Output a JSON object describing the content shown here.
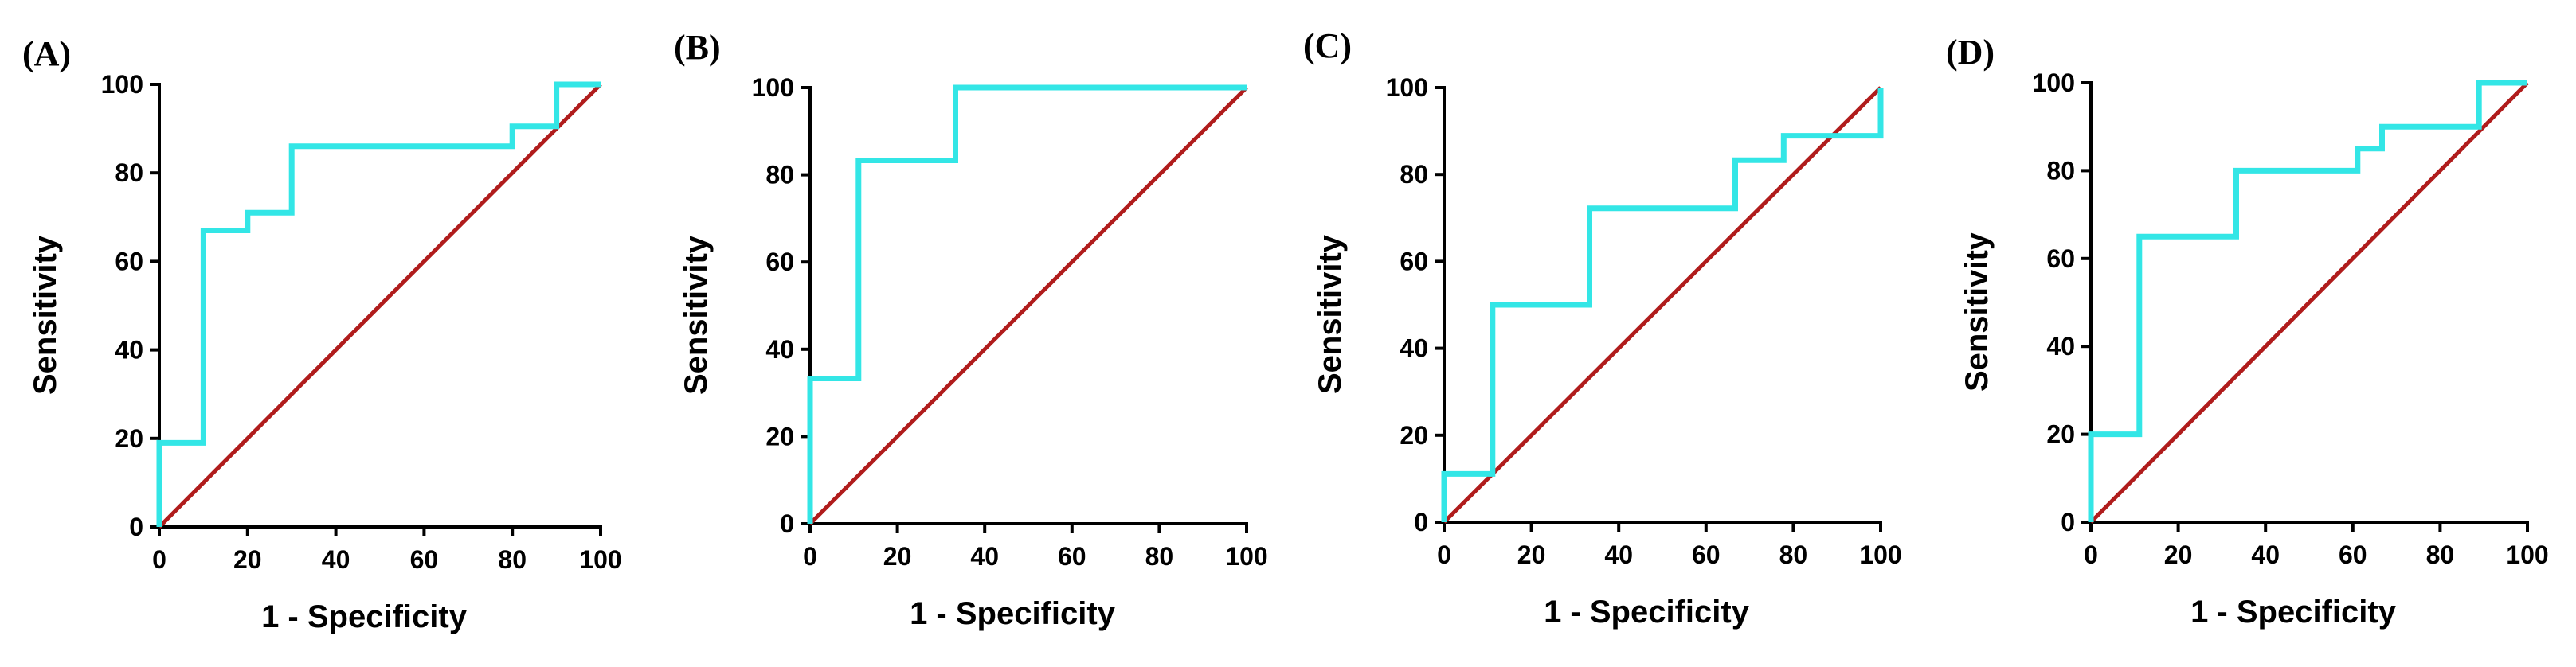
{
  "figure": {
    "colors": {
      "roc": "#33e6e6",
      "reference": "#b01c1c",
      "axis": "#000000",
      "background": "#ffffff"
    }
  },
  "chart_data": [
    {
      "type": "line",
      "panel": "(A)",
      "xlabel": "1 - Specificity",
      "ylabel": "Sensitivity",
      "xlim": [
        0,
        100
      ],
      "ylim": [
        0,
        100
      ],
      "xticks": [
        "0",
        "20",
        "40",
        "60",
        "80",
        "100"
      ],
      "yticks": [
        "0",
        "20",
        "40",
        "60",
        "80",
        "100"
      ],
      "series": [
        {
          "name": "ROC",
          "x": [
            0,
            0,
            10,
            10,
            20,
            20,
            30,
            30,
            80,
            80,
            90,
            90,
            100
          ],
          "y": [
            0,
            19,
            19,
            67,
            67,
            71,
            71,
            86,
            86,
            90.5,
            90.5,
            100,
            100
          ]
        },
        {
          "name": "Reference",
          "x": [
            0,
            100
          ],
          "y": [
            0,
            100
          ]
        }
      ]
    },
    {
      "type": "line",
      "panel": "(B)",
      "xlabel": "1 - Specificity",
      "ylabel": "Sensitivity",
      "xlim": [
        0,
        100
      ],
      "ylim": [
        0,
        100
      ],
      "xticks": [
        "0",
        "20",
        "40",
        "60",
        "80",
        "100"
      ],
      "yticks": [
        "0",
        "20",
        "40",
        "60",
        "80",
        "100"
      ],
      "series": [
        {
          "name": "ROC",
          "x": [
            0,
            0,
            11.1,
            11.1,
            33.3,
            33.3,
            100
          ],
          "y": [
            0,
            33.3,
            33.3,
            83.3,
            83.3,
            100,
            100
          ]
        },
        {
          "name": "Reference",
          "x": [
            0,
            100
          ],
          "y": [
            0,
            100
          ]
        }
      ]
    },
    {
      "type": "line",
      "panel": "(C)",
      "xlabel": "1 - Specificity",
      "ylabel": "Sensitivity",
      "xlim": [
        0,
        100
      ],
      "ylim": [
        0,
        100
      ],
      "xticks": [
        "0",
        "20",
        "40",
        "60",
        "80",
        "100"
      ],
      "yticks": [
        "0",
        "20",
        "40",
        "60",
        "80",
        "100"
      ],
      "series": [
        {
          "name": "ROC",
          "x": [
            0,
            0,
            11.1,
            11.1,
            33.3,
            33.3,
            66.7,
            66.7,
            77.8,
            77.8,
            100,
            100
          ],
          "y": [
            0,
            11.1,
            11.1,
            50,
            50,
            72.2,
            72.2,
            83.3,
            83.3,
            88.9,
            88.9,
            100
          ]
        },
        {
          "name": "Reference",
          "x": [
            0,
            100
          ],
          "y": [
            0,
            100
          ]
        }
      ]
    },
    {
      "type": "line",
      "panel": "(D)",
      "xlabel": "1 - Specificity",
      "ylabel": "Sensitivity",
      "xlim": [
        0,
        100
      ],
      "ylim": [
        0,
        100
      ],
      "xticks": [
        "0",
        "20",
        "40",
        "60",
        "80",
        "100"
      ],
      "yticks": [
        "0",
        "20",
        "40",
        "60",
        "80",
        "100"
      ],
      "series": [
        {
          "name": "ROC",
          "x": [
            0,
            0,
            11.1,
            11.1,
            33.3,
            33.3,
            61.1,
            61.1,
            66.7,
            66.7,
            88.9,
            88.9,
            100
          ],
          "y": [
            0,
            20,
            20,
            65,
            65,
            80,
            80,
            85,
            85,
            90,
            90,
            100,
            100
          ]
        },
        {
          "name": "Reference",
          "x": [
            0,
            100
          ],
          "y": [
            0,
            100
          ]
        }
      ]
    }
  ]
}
=====
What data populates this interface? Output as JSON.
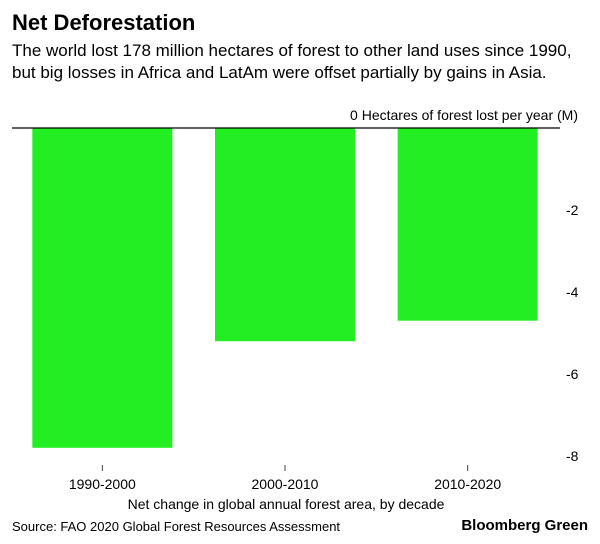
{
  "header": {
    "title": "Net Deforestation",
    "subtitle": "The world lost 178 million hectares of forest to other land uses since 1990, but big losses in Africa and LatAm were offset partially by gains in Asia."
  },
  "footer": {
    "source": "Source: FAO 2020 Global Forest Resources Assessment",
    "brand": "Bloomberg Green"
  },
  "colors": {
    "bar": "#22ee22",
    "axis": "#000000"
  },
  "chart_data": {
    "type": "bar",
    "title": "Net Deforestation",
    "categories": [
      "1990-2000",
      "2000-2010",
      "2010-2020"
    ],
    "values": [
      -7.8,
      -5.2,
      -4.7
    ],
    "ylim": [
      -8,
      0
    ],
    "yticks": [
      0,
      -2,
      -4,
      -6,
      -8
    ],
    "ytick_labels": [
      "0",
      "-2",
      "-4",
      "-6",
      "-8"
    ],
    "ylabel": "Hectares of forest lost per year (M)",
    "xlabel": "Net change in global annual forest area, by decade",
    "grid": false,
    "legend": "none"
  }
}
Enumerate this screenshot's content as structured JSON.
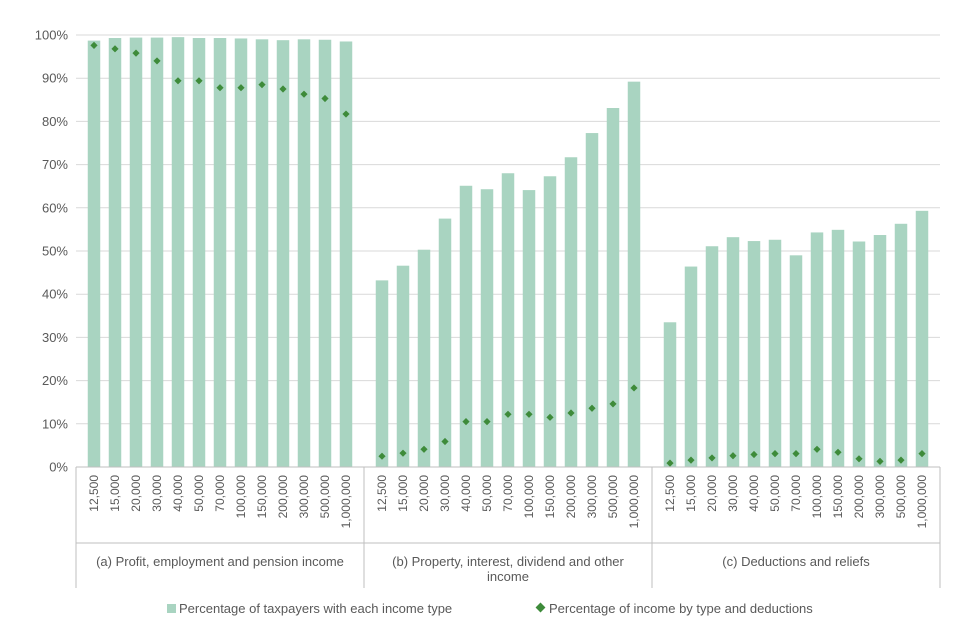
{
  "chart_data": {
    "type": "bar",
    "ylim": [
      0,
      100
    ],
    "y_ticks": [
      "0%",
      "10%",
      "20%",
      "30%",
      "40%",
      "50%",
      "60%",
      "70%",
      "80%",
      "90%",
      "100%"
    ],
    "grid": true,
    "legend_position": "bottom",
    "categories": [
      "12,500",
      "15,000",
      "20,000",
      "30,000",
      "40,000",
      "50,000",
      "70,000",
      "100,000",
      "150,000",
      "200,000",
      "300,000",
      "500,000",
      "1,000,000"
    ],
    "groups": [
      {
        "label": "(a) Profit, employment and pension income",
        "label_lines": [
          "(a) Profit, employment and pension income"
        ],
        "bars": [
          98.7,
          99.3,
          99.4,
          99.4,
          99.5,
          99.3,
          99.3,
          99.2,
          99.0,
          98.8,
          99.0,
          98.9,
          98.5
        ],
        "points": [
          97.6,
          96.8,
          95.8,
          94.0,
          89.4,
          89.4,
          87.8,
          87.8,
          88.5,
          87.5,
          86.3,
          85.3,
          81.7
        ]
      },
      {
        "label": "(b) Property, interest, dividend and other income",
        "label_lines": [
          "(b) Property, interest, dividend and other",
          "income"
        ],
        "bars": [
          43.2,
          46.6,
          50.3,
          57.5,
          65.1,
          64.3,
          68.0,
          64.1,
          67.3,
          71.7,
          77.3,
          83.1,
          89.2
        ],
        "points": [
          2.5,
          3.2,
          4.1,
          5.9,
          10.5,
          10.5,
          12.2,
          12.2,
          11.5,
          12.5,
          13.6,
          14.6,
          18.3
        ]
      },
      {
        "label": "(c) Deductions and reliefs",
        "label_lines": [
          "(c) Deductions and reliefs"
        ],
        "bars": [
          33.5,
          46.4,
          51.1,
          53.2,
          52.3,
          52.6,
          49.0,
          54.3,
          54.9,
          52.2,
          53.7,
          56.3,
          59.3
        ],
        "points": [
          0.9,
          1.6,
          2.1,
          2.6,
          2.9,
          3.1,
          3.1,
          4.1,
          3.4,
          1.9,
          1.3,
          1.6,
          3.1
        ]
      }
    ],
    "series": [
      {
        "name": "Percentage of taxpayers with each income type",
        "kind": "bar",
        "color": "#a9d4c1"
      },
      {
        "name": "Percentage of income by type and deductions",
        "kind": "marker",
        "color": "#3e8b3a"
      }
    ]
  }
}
=====
• **Work to complete**
Each line with the string "this" in it needs to be found and copied.

• **Task result**
What data populates this interface? Output as JSON.
Enumerate this screenshot's content as structured JSON.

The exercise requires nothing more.